## Begin Record extracts

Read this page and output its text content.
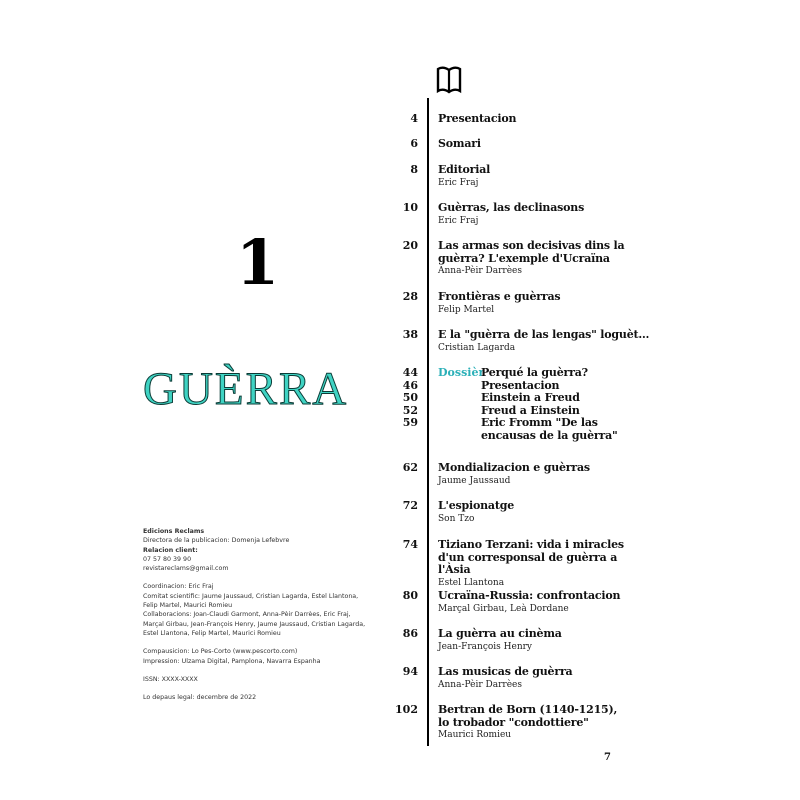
1
GUÈRRA
4 Presentacion
6 Somari
8 Editorial
Eric Fraj
10 Guèrras, las declinasons
Eric Fraj
20 Las armas son decisivas dins la guèrra? L'exemple d'Ucraïna
Anna-Pèir Darrèes
28 Frontièras e guèrras
Felip Martel
38 E la "guèrra de las lengas" loguèt…
Cristian Lagarda
44
46
50
52
59
Dossièr
Perqué la guèrra?
Presentacion
Einstein a Freud
Freud a Einstein
Eric Fromm "De las encausas de la guèrra"
62 Mondializacion e guèrras
Jaume Jaussaud
72 L'espionatge
Son Tzo
74 Tiziano Terzani: vida i miracles d'un corresponsal de guèrra a l'Àsia
Estel Llantona
80 Ucraïna-Russia: confrontacion
Marçal Girbau, Leà Dordane
86 La guèrra au cinèma
Jean-François Henry
94 Las musicas de guèrra
Anna-Pèir Darrèes
102 Bertran de Born (1140-1215), lo trobador "condottiere"
Maurici Romieu

Edicions Reclams
Directora de la publicacion: Domenja Lefebvre
Relacion client:
07 57 80 39 90
revistareclams@gmail.com

Coordinacion: Eric Fraj
Comitat scientific: Jaume Jaussaud, Cristian Lagarda, Estel Llantona, Felip Martel, Maurici Romieu
Collaboracions: Joan-Claudi Garmont, Anna-Pèir Darrèes, Eric Fraj, Marçal Girbau, Jean-François Henry, Jaume Jaussaud, Cristian Lagarda, Estel Llantona, Felip Martel, Maurici Romieu

Compausicion: Lo Pes-Corto (www.pescorto.com)
Impression: Ulzama Digital, Pamplona, Navarra Espanha

ISSN: XXXX-XXXX

Lo depaus legal: decembre de 2022

7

## End Record extracts

_Task brief_. Give the data again exactly as written, with all pictures left out.

_Answer to the problem_.
Read this page and output its text content.
1
GUÈRRA
4 Presentacion
6 Somari
8 Editorial
Eric Fraj
10 Guèrras, las declinasons
Eric Fraj
20 Las armas son decisivas dins la guèrra? L'exemple d'Ucraïna
Anna-Pèir Darrèes
28 Frontièras e guèrras
Felip Martel
38 E la "guèrra de las lengas" loguèt…
Cristian Lagarda
44
46
50
52
59
Dossièr
Perqué la guèrra?
Presentacion
Einstein a Freud
Freud a Einstein
Eric Fromm "De las encausas de la guèrra"
62 Mondializacion e guèrras
Jaume Jaussaud
72 L'espionatge
Son Tzo
74 Tiziano Terzani: vida i miracles d'un corresponsal de guèrra a l'Àsia
Estel Llantona
80 Ucraïna-Russia: confrontacion
Marçal Girbau, Leà Dordane
86 La guèrra au cinèma
Jean-François Henry
94 Las musicas de guèrra
Anna-Pèir Darrèes
102 Bertran de Born (1140-1215), lo trobador "condottiere"
Maurici Romieu

Edicions Reclams
Directora de la publicacion: Domenja Lefebvre
Relacion client:
07 57 80 39 90
revistareclams@gmail.com

Coordinacion: Eric Fraj
Comitat scientific: Jaume Jaussaud, Cristian Lagarda, Estel Llantona, Felip Martel, Maurici Romieu
Collaboracions: Joan-Claudi Garmont, Anna-Pèir Darrèes, Eric Fraj, Marçal Girbau, Jean-François Henry, Jaume Jaussaud, Cristian Lagarda, Estel Llantona, Felip Martel, Maurici Romieu

Compausicion: Lo Pes-Corto (www.pescorto.com)
Impression: Ulzama Digital, Pamplona, Navarra Espanha

ISSN: XXXX-XXXX

Lo depaus legal: decembre de 2022

7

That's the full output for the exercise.